■ **Given instruction**: Each entry should be quoted word for word, including every mark of punctuation.
*** Extracted entries ***
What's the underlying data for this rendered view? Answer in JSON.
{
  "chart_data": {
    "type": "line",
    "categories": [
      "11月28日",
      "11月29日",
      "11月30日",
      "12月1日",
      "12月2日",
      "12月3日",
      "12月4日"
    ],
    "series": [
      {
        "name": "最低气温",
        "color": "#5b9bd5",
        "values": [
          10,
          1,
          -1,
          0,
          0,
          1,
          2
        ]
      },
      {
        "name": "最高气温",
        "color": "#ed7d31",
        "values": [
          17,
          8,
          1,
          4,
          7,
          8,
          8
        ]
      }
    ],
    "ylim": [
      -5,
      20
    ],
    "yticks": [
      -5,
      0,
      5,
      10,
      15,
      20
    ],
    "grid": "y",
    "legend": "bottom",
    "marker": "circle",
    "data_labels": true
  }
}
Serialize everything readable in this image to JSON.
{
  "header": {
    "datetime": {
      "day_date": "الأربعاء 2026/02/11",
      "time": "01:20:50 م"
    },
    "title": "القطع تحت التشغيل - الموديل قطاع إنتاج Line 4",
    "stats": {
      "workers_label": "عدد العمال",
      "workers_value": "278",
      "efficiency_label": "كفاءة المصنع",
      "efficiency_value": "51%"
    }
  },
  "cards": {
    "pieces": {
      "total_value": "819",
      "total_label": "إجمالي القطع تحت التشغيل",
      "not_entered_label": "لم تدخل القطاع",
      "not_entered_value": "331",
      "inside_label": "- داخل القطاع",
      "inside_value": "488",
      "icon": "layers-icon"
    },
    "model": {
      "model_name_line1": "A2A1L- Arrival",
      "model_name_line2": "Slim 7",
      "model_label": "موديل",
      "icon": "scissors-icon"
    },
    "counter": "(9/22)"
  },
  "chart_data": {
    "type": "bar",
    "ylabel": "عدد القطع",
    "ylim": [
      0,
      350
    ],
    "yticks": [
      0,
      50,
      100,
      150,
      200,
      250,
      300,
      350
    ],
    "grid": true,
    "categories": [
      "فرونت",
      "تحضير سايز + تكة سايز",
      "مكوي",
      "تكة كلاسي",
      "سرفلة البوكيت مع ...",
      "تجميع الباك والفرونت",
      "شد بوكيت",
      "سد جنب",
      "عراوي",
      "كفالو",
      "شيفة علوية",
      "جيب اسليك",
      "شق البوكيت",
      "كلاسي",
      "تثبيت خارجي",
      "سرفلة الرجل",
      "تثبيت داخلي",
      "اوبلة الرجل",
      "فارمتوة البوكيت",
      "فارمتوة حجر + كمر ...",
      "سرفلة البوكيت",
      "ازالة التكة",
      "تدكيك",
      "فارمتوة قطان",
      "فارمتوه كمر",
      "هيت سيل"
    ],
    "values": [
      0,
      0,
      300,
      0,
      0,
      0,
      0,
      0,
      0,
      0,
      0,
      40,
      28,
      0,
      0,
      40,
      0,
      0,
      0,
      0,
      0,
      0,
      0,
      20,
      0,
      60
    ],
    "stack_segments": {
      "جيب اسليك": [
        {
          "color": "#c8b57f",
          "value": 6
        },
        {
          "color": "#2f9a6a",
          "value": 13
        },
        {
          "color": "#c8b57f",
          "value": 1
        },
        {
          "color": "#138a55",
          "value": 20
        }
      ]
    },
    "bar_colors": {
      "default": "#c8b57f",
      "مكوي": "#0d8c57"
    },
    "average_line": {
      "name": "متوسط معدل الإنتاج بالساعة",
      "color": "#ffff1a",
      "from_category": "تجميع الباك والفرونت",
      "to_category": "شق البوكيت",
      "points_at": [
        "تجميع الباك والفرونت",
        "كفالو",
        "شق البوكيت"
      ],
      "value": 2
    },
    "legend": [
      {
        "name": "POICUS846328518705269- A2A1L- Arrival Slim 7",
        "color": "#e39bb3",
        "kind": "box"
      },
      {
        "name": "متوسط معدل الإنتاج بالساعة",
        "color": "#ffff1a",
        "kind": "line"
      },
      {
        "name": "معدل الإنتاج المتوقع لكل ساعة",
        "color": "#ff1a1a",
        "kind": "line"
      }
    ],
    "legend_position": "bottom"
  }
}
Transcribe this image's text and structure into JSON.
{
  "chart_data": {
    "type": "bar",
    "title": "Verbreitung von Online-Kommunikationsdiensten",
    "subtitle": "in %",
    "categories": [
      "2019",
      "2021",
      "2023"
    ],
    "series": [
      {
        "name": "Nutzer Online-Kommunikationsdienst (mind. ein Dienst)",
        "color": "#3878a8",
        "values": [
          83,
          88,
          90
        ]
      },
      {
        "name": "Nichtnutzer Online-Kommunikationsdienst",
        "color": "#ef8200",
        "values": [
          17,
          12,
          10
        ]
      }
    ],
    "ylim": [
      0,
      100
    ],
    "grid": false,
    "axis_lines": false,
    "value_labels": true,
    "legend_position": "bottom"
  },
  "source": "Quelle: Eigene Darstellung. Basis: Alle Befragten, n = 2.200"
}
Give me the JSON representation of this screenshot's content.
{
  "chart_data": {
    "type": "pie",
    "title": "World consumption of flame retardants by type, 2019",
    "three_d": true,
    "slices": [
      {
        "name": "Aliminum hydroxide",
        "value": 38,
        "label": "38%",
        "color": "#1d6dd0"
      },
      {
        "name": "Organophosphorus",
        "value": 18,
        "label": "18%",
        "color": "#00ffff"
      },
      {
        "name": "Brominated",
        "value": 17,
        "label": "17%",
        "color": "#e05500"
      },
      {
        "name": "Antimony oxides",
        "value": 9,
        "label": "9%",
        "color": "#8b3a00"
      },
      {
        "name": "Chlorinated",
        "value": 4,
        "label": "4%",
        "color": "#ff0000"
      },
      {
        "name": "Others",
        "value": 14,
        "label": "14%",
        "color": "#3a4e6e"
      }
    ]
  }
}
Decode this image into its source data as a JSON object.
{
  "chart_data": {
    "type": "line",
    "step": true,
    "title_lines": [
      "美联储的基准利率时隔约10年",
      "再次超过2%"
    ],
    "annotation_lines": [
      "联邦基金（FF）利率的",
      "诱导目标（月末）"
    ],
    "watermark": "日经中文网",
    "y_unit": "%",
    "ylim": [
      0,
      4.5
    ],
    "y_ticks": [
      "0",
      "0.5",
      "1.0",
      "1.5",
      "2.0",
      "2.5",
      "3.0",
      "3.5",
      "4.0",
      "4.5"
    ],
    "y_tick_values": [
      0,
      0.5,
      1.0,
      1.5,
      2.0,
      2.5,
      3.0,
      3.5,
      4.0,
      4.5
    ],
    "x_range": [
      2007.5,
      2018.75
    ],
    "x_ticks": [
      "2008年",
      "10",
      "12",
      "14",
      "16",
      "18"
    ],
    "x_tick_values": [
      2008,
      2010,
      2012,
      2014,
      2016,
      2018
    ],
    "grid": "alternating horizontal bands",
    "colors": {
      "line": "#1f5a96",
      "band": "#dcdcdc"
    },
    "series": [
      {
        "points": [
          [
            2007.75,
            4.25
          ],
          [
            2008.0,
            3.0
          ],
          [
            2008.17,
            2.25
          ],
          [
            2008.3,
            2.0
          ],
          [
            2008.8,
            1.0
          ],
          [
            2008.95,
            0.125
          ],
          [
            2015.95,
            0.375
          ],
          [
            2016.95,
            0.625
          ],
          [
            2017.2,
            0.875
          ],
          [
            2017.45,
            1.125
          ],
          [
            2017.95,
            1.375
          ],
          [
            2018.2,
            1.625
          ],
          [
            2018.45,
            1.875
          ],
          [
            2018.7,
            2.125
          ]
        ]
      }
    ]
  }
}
***
■ **Exercise solution**:
What's the underlying data for this rendered view? Answer in JSON.
{
  "chart_data": {
    "type": "line",
    "categories": [
      "11月28日",
      "11月29日",
      "11月30日",
      "12月1日",
      "12月2日",
      "12月3日",
      "12月4日"
    ],
    "series": [
      {
        "name": "最低气温",
        "color": "#5b9bd5",
        "values": [
          10,
          1,
          -1,
          0,
          0,
          1,
          2
        ]
      },
      {
        "name": "最高气温",
        "color": "#ed7d31",
        "values": [
          17,
          8,
          1,
          4,
          7,
          8,
          8
        ]
      }
    ],
    "ylim": [
      -5,
      20
    ],
    "yticks": [
      -5,
      0,
      5,
      10,
      15,
      20
    ],
    "grid": "y",
    "legend": "bottom",
    "marker": "circle",
    "data_labels": true
  }
}
Serialize everything readable in this image to JSON.
{
  "header": {
    "datetime": {
      "day_date": "الأربعاء 2026/02/11",
      "time": "01:20:50 م"
    },
    "title": "القطع تحت التشغيل - الموديل قطاع إنتاج Line 4",
    "stats": {
      "workers_label": "عدد العمال",
      "workers_value": "278",
      "efficiency_label": "كفاءة المصنع",
      "efficiency_value": "51%"
    }
  },
  "cards": {
    "pieces": {
      "total_value": "819",
      "total_label": "إجمالي القطع تحت التشغيل",
      "not_entered_label": "لم تدخل القطاع",
      "not_entered_value": "331",
      "inside_label": "- داخل القطاع",
      "inside_value": "488",
      "icon": "layers-icon"
    },
    "model": {
      "model_name_line1": "A2A1L- Arrival",
      "model_name_line2": "Slim 7",
      "model_label": "موديل",
      "icon": "scissors-icon"
    },
    "counter": "(9/22)"
  },
  "chart_data": {
    "type": "bar",
    "ylabel": "عدد القطع",
    "ylim": [
      0,
      350
    ],
    "yticks": [
      0,
      50,
      100,
      150,
      200,
      250,
      300,
      350
    ],
    "grid": true,
    "categories": [
      "فرونت",
      "تحضير سايز + تكة سايز",
      "مكوي",
      "تكة كلاسي",
      "سرفلة البوكيت مع ...",
      "تجميع الباك والفرونت",
      "شد بوكيت",
      "سد جنب",
      "عراوي",
      "كفالو",
      "شيفة علوية",
      "جيب اسليك",
      "شق البوكيت",
      "كلاسي",
      "تثبيت خارجي",
      "سرفلة الرجل",
      "تثبيت داخلي",
      "اوبلة الرجل",
      "فارمتوة البوكيت",
      "فارمتوة حجر + كمر ...",
      "سرفلة البوكيت",
      "ازالة التكة",
      "تدكيك",
      "فارمتوة قطان",
      "فارمتوه كمر",
      "هيت سيل"
    ],
    "values": [
      0,
      0,
      300,
      0,
      0,
      0,
      0,
      0,
      0,
      0,
      0,
      40,
      28,
      0,
      0,
      40,
      0,
      0,
      0,
      0,
      0,
      0,
      0,
      20,
      0,
      60
    ],
    "stack_segments": {
      "جيب اسليك": [
        {
          "color": "#c8b57f",
          "value": 6
        },
        {
          "color": "#2f9a6a",
          "value": 13
        },
        {
          "color": "#c8b57f",
          "value": 1
        },
        {
          "color": "#138a55",
          "value": 20
        }
      ]
    },
    "bar_colors": {
      "default": "#c8b57f",
      "مكوي": "#0d8c57"
    },
    "average_line": {
      "name": "متوسط معدل الإنتاج بالساعة",
      "color": "#ffff1a",
      "from_category": "تجميع الباك والفرونت",
      "to_category": "شق البوكيت",
      "points_at": [
        "تجميع الباك والفرونت",
        "كفالو",
        "شق البوكيت"
      ],
      "value": 2
    },
    "legend": [
      {
        "name": "POICUS846328518705269- A2A1L- Arrival Slim 7",
        "color": "#e39bb3",
        "kind": "box"
      },
      {
        "name": "متوسط معدل الإنتاج بالساعة",
        "color": "#ffff1a",
        "kind": "line"
      },
      {
        "name": "معدل الإنتاج المتوقع لكل ساعة",
        "color": "#ff1a1a",
        "kind": "line"
      }
    ],
    "legend_position": "bottom"
  }
}
Transcribe this image's text and structure into JSON.
{
  "chart_data": {
    "type": "bar",
    "title": "Verbreitung von Online-Kommunikationsdiensten",
    "subtitle": "in %",
    "categories": [
      "2019",
      "2021",
      "2023"
    ],
    "series": [
      {
        "name": "Nutzer Online-Kommunikationsdienst (mind. ein Dienst)",
        "color": "#3878a8",
        "values": [
          83,
          88,
          90
        ]
      },
      {
        "name": "Nichtnutzer Online-Kommunikationsdienst",
        "color": "#ef8200",
        "values": [
          17,
          12,
          10
        ]
      }
    ],
    "ylim": [
      0,
      100
    ],
    "grid": false,
    "axis_lines": false,
    "value_labels": true,
    "legend_position": "bottom"
  },
  "source": "Quelle: Eigene Darstellung. Basis: Alle Befragten, n = 2.200"
}
Give me the JSON representation of this screenshot's content.
{
  "chart_data": {
    "type": "pie",
    "title": "World consumption of flame retardants by type, 2019",
    "three_d": true,
    "slices": [
      {
        "name": "Aliminum hydroxide",
        "value": 38,
        "label": "38%",
        "color": "#1d6dd0"
      },
      {
        "name": "Organophosphorus",
        "value": 18,
        "label": "18%",
        "color": "#00ffff"
      },
      {
        "name": "Brominated",
        "value": 17,
        "label": "17%",
        "color": "#e05500"
      },
      {
        "name": "Antimony oxides",
        "value": 9,
        "label": "9%",
        "color": "#8b3a00"
      },
      {
        "name": "Chlorinated",
        "value": 4,
        "label": "4%",
        "color": "#ff0000"
      },
      {
        "name": "Others",
        "value": 14,
        "label": "14%",
        "color": "#3a4e6e"
      }
    ]
  }
}
Decode this image into its source data as a JSON object.
{
  "chart_data": {
    "type": "line",
    "step": true,
    "title_lines": [
      "美联储的基准利率时隔约10年",
      "再次超过2%"
    ],
    "annotation_lines": [
      "联邦基金（FF）利率的",
      "诱导目标（月末）"
    ],
    "watermark": "日经中文网",
    "y_unit": "%",
    "ylim": [
      0,
      4.5
    ],
    "y_ticks": [
      "0",
      "0.5",
      "1.0",
      "1.5",
      "2.0",
      "2.5",
      "3.0",
      "3.5",
      "4.0",
      "4.5"
    ],
    "y_tick_values": [
      0,
      0.5,
      1.0,
      1.5,
      2.0,
      2.5,
      3.0,
      3.5,
      4.0,
      4.5
    ],
    "x_range": [
      2007.5,
      2018.75
    ],
    "x_ticks": [
      "2008年",
      "10",
      "12",
      "14",
      "16",
      "18"
    ],
    "x_tick_values": [
      2008,
      2010,
      2012,
      2014,
      2016,
      2018
    ],
    "grid": "alternating horizontal bands",
    "colors": {
      "line": "#1f5a96",
      "band": "#dcdcdc"
    },
    "series": [
      {
        "points": [
          [
            2007.75,
            4.25
          ],
          [
            2008.0,
            3.0
          ],
          [
            2008.17,
            2.25
          ],
          [
            2008.3,
            2.0
          ],
          [
            2008.8,
            1.0
          ],
          [
            2008.95,
            0.125
          ],
          [
            2015.95,
            0.375
          ],
          [
            2016.95,
            0.625
          ],
          [
            2017.2,
            0.875
          ],
          [
            2017.45,
            1.125
          ],
          [
            2017.95,
            1.375
          ],
          [
            2018.2,
            1.625
          ],
          [
            2018.45,
            1.875
          ],
          [
            2018.7,
            2.125
          ]
        ]
      }
    ]
  }
}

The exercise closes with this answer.